*EXERCISE REQUIREMENTS*. Report only the number of lines holding "ylabel".

*RECORDS FOR PROCESSING*.
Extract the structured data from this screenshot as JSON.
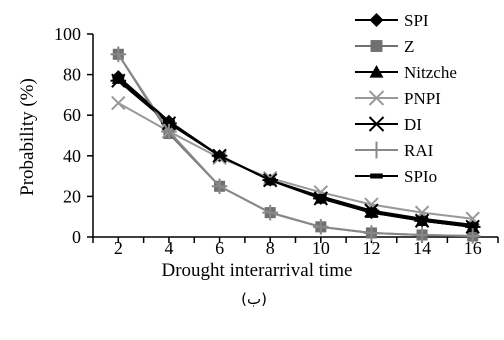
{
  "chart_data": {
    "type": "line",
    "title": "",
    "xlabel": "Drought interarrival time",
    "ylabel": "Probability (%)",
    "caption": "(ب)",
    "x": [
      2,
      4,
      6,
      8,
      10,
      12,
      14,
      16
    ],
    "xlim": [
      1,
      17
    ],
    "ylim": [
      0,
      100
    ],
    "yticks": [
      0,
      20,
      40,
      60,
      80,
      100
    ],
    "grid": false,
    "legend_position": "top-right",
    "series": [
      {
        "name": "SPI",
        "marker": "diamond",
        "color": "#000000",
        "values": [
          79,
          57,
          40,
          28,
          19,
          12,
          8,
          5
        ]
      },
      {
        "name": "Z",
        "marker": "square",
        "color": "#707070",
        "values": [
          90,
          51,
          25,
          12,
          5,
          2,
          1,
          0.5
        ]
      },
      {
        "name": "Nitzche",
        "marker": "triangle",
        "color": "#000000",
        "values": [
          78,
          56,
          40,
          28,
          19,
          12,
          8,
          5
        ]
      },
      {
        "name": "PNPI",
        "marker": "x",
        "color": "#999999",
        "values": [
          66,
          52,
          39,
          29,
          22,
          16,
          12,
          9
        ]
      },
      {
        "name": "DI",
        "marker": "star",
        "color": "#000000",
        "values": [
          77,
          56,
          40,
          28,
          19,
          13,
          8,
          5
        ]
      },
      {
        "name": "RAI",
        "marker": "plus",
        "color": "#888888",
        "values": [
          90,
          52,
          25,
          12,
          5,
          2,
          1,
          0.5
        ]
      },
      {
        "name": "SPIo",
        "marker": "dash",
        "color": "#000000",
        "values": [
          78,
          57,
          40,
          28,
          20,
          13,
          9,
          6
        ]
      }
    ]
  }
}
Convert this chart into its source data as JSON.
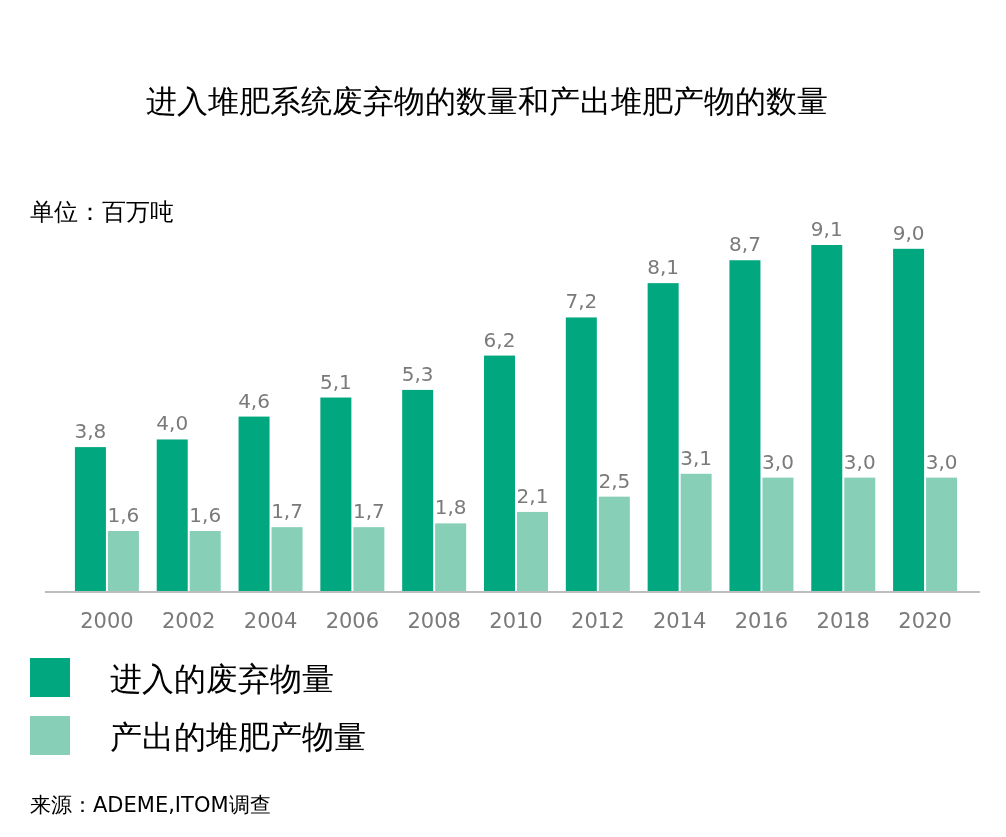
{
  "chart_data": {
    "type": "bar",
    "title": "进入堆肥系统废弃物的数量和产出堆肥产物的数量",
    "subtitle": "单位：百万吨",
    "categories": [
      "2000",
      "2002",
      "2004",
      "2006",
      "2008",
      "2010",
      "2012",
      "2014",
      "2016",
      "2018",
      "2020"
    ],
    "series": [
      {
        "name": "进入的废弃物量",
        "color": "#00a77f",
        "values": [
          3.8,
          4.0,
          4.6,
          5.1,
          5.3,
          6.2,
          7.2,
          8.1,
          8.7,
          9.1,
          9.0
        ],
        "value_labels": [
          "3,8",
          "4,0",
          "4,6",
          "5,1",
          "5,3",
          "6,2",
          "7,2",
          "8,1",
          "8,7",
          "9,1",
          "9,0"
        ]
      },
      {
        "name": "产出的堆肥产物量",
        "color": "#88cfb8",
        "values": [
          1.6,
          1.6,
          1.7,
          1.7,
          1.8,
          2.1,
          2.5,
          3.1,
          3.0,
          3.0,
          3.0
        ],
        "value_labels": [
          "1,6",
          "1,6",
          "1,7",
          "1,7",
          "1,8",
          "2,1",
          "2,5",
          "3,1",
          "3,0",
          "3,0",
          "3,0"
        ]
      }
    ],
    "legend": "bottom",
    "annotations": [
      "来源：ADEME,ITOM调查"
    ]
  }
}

---

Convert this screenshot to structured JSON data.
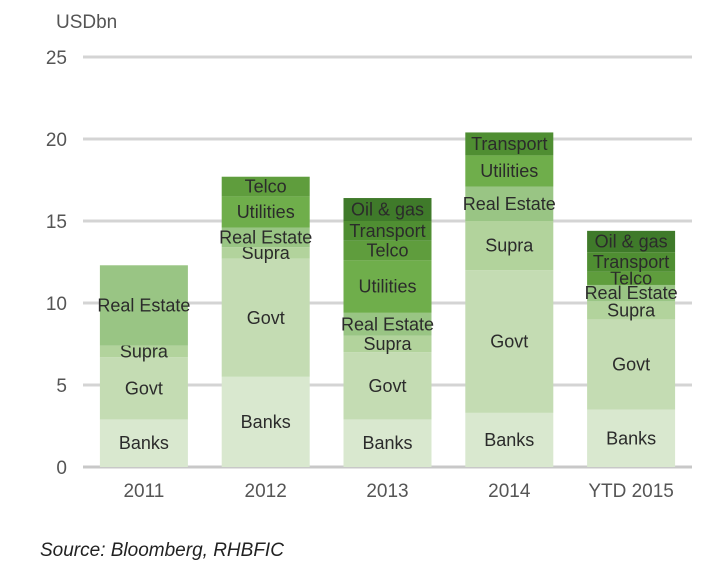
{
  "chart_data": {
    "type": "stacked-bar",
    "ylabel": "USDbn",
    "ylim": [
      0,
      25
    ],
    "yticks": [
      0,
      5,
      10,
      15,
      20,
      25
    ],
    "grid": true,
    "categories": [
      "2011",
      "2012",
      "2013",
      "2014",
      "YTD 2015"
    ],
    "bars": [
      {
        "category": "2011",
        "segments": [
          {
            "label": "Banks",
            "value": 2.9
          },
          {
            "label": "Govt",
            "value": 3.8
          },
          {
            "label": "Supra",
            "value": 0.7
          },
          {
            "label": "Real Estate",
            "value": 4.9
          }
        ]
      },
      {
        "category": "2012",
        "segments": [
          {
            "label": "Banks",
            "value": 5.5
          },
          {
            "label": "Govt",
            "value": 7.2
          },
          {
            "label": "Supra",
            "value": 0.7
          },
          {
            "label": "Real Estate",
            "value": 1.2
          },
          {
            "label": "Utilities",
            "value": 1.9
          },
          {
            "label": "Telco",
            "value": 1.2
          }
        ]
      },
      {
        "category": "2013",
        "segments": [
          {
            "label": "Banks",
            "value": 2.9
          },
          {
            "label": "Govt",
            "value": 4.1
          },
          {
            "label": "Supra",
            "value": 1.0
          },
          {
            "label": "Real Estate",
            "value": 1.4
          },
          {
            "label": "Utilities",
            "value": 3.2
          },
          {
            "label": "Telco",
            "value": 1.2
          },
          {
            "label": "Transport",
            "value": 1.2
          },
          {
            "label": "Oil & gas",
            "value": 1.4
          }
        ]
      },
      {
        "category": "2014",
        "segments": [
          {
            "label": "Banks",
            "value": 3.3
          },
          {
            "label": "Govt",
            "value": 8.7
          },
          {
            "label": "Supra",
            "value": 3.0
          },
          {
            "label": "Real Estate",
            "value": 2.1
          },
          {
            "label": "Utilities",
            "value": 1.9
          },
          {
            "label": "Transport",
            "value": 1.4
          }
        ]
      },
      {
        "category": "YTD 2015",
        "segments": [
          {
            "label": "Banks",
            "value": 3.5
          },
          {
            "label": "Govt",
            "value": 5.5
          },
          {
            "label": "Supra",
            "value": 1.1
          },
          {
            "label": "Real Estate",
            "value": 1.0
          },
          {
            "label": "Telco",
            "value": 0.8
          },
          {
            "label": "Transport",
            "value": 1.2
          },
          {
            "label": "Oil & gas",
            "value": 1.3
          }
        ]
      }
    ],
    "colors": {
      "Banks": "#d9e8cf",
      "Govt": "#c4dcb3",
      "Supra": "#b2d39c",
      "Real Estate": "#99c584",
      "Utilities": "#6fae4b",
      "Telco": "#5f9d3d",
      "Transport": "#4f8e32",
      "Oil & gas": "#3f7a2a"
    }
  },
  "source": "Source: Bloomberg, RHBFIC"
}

---

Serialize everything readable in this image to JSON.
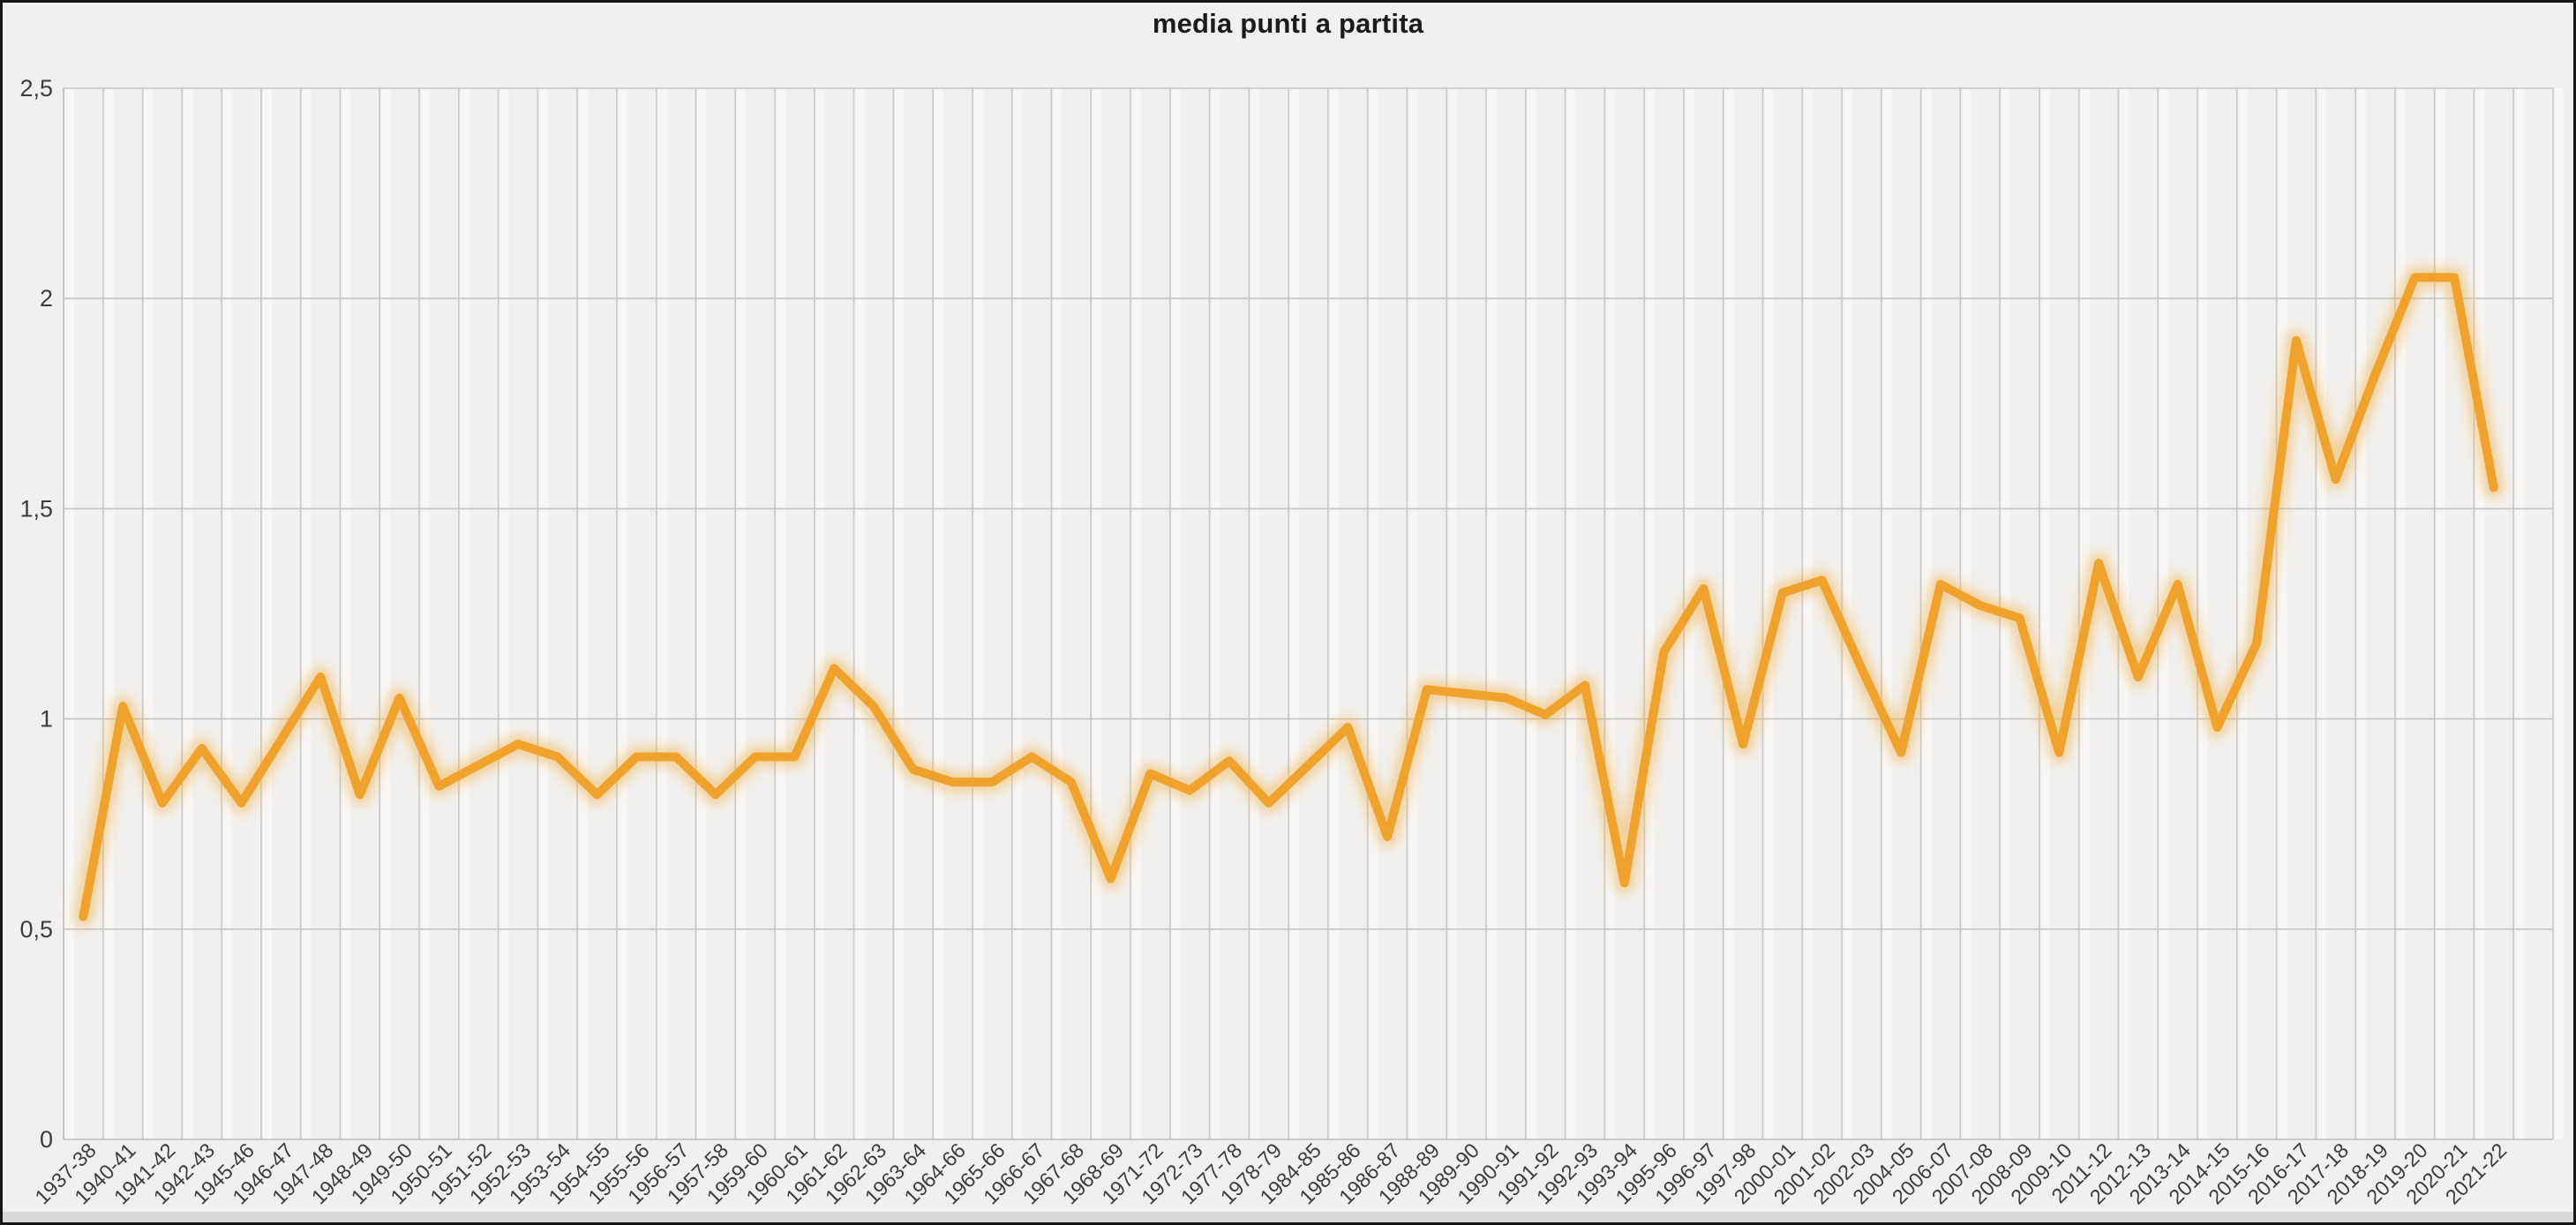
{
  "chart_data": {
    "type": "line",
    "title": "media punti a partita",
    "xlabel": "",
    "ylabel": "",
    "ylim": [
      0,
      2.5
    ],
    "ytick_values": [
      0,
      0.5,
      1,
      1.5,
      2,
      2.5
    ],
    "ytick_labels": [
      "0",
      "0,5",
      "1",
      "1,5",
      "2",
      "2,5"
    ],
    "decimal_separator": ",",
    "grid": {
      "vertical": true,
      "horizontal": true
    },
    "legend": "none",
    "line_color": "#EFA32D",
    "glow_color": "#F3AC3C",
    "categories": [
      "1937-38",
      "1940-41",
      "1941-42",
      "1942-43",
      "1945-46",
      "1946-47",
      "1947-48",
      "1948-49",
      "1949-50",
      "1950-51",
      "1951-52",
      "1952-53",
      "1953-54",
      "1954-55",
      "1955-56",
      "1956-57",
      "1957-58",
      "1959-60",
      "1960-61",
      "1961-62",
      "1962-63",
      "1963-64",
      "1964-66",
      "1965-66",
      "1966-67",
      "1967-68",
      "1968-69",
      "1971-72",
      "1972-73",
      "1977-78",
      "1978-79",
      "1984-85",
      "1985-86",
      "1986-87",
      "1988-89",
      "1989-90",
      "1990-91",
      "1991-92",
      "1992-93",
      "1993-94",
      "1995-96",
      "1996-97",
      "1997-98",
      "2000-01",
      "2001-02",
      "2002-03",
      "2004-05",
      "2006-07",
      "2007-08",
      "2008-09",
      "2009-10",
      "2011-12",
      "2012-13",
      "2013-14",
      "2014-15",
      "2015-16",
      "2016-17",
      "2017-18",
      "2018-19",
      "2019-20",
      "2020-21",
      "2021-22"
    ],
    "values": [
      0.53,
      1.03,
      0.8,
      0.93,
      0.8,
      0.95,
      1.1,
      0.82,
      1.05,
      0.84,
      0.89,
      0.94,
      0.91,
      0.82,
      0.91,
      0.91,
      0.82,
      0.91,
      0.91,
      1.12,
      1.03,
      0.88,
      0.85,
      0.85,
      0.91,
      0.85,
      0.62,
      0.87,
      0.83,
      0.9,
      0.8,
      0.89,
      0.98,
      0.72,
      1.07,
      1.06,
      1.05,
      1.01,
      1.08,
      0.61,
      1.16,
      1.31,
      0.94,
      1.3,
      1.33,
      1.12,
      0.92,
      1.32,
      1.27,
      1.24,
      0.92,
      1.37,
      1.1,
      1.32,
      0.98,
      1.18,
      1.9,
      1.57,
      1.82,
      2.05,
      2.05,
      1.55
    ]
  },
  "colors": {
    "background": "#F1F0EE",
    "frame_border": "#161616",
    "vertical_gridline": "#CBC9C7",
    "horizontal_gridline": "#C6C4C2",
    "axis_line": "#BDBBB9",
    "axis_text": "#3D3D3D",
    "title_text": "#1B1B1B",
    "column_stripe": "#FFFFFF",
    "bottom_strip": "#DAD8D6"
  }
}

*RESULT OF THE EXERCISE*. 3